Repeat the material exactly, leaving nothing out.

[Dataset rows]
■ ■ ■ ■ ■
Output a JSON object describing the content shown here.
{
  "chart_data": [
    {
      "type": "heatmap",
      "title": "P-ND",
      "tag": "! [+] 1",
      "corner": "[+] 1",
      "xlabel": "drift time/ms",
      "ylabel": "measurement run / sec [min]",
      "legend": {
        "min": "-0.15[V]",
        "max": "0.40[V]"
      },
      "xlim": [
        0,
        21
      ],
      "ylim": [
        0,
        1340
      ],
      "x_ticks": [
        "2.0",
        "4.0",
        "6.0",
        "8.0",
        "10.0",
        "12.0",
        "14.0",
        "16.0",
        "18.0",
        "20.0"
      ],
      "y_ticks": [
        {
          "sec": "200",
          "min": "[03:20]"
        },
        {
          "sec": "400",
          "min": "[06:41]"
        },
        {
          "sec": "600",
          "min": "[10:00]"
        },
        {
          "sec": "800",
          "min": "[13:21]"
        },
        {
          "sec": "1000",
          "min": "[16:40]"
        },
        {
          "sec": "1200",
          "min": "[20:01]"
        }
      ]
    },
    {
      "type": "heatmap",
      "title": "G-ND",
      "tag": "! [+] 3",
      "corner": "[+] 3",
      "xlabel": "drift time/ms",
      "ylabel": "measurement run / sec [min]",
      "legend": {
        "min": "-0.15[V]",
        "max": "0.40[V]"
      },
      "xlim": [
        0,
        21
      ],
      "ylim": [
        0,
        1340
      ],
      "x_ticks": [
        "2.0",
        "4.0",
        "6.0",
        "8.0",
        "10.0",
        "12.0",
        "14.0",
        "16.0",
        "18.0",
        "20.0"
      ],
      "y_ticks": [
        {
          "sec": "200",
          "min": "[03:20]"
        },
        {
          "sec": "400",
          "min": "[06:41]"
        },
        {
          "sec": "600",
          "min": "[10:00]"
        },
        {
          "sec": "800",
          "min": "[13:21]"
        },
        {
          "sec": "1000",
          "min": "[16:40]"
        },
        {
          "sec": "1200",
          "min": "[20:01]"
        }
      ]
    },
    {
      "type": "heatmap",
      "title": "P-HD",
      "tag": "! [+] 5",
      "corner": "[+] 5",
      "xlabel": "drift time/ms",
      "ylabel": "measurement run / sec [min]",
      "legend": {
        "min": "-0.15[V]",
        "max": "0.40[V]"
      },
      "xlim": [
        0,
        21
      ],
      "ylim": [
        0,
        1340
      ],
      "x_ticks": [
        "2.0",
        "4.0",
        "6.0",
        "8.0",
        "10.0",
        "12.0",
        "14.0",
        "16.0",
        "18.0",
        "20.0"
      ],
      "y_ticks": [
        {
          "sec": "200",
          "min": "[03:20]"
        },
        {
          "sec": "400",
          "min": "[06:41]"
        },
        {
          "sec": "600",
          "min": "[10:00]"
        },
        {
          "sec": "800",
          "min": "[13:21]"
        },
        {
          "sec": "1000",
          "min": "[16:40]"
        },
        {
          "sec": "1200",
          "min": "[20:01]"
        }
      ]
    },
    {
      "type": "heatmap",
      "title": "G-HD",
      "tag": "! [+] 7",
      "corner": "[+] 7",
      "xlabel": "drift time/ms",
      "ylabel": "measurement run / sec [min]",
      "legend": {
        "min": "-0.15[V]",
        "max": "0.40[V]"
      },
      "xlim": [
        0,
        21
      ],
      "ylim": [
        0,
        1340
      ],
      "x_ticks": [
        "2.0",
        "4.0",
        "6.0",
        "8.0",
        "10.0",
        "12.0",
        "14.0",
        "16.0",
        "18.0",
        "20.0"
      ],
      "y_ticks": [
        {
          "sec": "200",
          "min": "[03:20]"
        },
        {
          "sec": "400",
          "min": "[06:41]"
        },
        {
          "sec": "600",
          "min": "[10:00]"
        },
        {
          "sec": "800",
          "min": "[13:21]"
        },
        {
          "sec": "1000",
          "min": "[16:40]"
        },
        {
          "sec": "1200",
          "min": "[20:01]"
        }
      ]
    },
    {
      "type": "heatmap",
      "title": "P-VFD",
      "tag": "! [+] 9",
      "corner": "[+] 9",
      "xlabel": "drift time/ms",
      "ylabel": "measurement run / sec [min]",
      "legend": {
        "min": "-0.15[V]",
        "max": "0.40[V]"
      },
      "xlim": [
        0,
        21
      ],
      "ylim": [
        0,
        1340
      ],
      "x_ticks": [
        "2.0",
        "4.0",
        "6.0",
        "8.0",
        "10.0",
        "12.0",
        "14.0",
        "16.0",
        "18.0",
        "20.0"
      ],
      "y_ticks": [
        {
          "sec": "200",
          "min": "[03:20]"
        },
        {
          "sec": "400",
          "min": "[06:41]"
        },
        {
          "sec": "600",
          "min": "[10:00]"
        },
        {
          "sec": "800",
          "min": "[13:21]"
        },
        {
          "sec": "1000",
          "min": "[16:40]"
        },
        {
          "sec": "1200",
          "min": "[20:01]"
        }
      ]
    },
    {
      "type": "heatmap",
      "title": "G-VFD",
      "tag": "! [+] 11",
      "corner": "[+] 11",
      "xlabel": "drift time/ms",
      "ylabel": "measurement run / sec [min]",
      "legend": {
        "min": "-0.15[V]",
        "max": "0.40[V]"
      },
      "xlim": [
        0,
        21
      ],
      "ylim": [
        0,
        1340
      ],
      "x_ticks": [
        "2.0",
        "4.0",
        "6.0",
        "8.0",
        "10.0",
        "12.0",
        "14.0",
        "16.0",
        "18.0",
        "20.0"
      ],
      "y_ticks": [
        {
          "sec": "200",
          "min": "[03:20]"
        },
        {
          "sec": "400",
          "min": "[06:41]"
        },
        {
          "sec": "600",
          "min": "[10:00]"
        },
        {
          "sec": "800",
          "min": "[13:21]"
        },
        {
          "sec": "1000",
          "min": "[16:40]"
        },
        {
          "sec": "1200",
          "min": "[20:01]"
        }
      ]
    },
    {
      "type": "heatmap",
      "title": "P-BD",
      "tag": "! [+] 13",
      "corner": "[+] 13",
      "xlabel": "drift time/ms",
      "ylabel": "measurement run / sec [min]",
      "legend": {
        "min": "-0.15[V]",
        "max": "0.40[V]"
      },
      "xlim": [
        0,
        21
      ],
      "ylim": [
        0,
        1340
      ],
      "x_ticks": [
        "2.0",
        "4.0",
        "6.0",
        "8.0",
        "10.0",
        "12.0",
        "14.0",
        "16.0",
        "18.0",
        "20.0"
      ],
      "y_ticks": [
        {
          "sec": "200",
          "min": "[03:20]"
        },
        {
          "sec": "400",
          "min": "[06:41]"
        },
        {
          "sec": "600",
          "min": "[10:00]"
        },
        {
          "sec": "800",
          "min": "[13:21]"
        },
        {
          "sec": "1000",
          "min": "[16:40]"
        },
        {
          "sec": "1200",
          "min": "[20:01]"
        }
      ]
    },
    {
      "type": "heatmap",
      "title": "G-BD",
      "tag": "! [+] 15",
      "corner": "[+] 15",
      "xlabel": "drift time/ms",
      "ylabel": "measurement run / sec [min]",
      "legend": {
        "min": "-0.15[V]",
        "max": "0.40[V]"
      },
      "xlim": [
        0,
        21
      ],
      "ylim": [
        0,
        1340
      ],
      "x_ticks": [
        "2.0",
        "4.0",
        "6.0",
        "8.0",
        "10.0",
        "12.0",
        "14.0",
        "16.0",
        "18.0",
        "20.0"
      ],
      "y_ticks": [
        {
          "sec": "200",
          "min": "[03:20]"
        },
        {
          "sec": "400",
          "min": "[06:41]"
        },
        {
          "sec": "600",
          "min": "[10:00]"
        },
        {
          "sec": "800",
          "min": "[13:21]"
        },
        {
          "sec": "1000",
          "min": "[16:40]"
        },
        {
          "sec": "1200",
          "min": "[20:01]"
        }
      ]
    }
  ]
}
■ ■ ■ ■ ■
### Exercise answer
Output a JSON object describing the content shown here.
{
  "chart_data": [
    {
      "type": "heatmap",
      "title": "P-ND",
      "tag": "! [+] 1",
      "corner": "[+] 1",
      "xlabel": "drift time/ms",
      "ylabel": "measurement run / sec [min]",
      "legend": {
        "min": "-0.15[V]",
        "max": "0.40[V]"
      },
      "xlim": [
        0,
        21
      ],
      "ylim": [
        0,
        1340
      ],
      "x_ticks": [
        "2.0",
        "4.0",
        "6.0",
        "8.0",
        "10.0",
        "12.0",
        "14.0",
        "16.0",
        "18.0",
        "20.0"
      ],
      "y_ticks": [
        {
          "sec": "200",
          "min": "[03:20]"
        },
        {
          "sec": "400",
          "min": "[06:41]"
        },
        {
          "sec": "600",
          "min": "[10:00]"
        },
        {
          "sec": "800",
          "min": "[13:21]"
        },
        {
          "sec": "1000",
          "min": "[16:40]"
        },
        {
          "sec": "1200",
          "min": "[20:01]"
        }
      ]
    },
    {
      "type": "heatmap",
      "title": "G-ND",
      "tag": "! [+] 3",
      "corner": "[+] 3",
      "xlabel": "drift time/ms",
      "ylabel": "measurement run / sec [min]",
      "legend": {
        "min": "-0.15[V]",
        "max": "0.40[V]"
      },
      "xlim": [
        0,
        21
      ],
      "ylim": [
        0,
        1340
      ],
      "x_ticks": [
        "2.0",
        "4.0",
        "6.0",
        "8.0",
        "10.0",
        "12.0",
        "14.0",
        "16.0",
        "18.0",
        "20.0"
      ],
      "y_ticks": [
        {
          "sec": "200",
          "min": "[03:20]"
        },
        {
          "sec": "400",
          "min": "[06:41]"
        },
        {
          "sec": "600",
          "min": "[10:00]"
        },
        {
          "sec": "800",
          "min": "[13:21]"
        },
        {
          "sec": "1000",
          "min": "[16:40]"
        },
        {
          "sec": "1200",
          "min": "[20:01]"
        }
      ]
    },
    {
      "type": "heatmap",
      "title": "P-HD",
      "tag": "! [+] 5",
      "corner": "[+] 5",
      "xlabel": "drift time/ms",
      "ylabel": "measurement run / sec [min]",
      "legend": {
        "min": "-0.15[V]",
        "max": "0.40[V]"
      },
      "xlim": [
        0,
        21
      ],
      "ylim": [
        0,
        1340
      ],
      "x_ticks": [
        "2.0",
        "4.0",
        "6.0",
        "8.0",
        "10.0",
        "12.0",
        "14.0",
        "16.0",
        "18.0",
        "20.0"
      ],
      "y_ticks": [
        {
          "sec": "200",
          "min": "[03:20]"
        },
        {
          "sec": "400",
          "min": "[06:41]"
        },
        {
          "sec": "600",
          "min": "[10:00]"
        },
        {
          "sec": "800",
          "min": "[13:21]"
        },
        {
          "sec": "1000",
          "min": "[16:40]"
        },
        {
          "sec": "1200",
          "min": "[20:01]"
        }
      ]
    },
    {
      "type": "heatmap",
      "title": "G-HD",
      "tag": "! [+] 7",
      "corner": "[+] 7",
      "xlabel": "drift time/ms",
      "ylabel": "measurement run / sec [min]",
      "legend": {
        "min": "-0.15[V]",
        "max": "0.40[V]"
      },
      "xlim": [
        0,
        21
      ],
      "ylim": [
        0,
        1340
      ],
      "x_ticks": [
        "2.0",
        "4.0",
        "6.0",
        "8.0",
        "10.0",
        "12.0",
        "14.0",
        "16.0",
        "18.0",
        "20.0"
      ],
      "y_ticks": [
        {
          "sec": "200",
          "min": "[03:20]"
        },
        {
          "sec": "400",
          "min": "[06:41]"
        },
        {
          "sec": "600",
          "min": "[10:00]"
        },
        {
          "sec": "800",
          "min": "[13:21]"
        },
        {
          "sec": "1000",
          "min": "[16:40]"
        },
        {
          "sec": "1200",
          "min": "[20:01]"
        }
      ]
    },
    {
      "type": "heatmap",
      "title": "P-VFD",
      "tag": "! [+] 9",
      "corner": "[+] 9",
      "xlabel": "drift time/ms",
      "ylabel": "measurement run / sec [min]",
      "legend": {
        "min": "-0.15[V]",
        "max": "0.40[V]"
      },
      "xlim": [
        0,
        21
      ],
      "ylim": [
        0,
        1340
      ],
      "x_ticks": [
        "2.0",
        "4.0",
        "6.0",
        "8.0",
        "10.0",
        "12.0",
        "14.0",
        "16.0",
        "18.0",
        "20.0"
      ],
      "y_ticks": [
        {
          "sec": "200",
          "min": "[03:20]"
        },
        {
          "sec": "400",
          "min": "[06:41]"
        },
        {
          "sec": "600",
          "min": "[10:00]"
        },
        {
          "sec": "800",
          "min": "[13:21]"
        },
        {
          "sec": "1000",
          "min": "[16:40]"
        },
        {
          "sec": "1200",
          "min": "[20:01]"
        }
      ]
    },
    {
      "type": "heatmap",
      "title": "G-VFD",
      "tag": "! [+] 11",
      "corner": "[+] 11",
      "xlabel": "drift time/ms",
      "ylabel": "measurement run / sec [min]",
      "legend": {
        "min": "-0.15[V]",
        "max": "0.40[V]"
      },
      "xlim": [
        0,
        21
      ],
      "ylim": [
        0,
        1340
      ],
      "x_ticks": [
        "2.0",
        "4.0",
        "6.0",
        "8.0",
        "10.0",
        "12.0",
        "14.0",
        "16.0",
        "18.0",
        "20.0"
      ],
      "y_ticks": [
        {
          "sec": "200",
          "min": "[03:20]"
        },
        {
          "sec": "400",
          "min": "[06:41]"
        },
        {
          "sec": "600",
          "min": "[10:00]"
        },
        {
          "sec": "800",
          "min": "[13:21]"
        },
        {
          "sec": "1000",
          "min": "[16:40]"
        },
        {
          "sec": "1200",
          "min": "[20:01]"
        }
      ]
    },
    {
      "type": "heatmap",
      "title": "P-BD",
      "tag": "! [+] 13",
      "corner": "[+] 13",
      "xlabel": "drift time/ms",
      "ylabel": "measurement run / sec [min]",
      "legend": {
        "min": "-0.15[V]",
        "max": "0.40[V]"
      },
      "xlim": [
        0,
        21
      ],
      "ylim": [
        0,
        1340
      ],
      "x_ticks": [
        "2.0",
        "4.0",
        "6.0",
        "8.0",
        "10.0",
        "12.0",
        "14.0",
        "16.0",
        "18.0",
        "20.0"
      ],
      "y_ticks": [
        {
          "sec": "200",
          "min": "[03:20]"
        },
        {
          "sec": "400",
          "min": "[06:41]"
        },
        {
          "sec": "600",
          "min": "[10:00]"
        },
        {
          "sec": "800",
          "min": "[13:21]"
        },
        {
          "sec": "1000",
          "min": "[16:40]"
        },
        {
          "sec": "1200",
          "min": "[20:01]"
        }
      ]
    },
    {
      "type": "heatmap",
      "title": "G-BD",
      "tag": "! [+] 15",
      "corner": "[+] 15",
      "xlabel": "drift time/ms",
      "ylabel": "measurement run / sec [min]",
      "legend": {
        "min": "-0.15[V]",
        "max": "0.40[V]"
      },
      "xlim": [
        0,
        21
      ],
      "ylim": [
        0,
        1340
      ],
      "x_ticks": [
        "2.0",
        "4.0",
        "6.0",
        "8.0",
        "10.0",
        "12.0",
        "14.0",
        "16.0",
        "18.0",
        "20.0"
      ],
      "y_ticks": [
        {
          "sec": "200",
          "min": "[03:20]"
        },
        {
          "sec": "400",
          "min": "[06:41]"
        },
        {
          "sec": "600",
          "min": "[10:00]"
        },
        {
          "sec": "800",
          "min": "[13:21]"
        },
        {
          "sec": "1000",
          "min": "[16:40]"
        },
        {
          "sec": "1200",
          "min": "[20:01]"
        }
      ]
    }
  ]
}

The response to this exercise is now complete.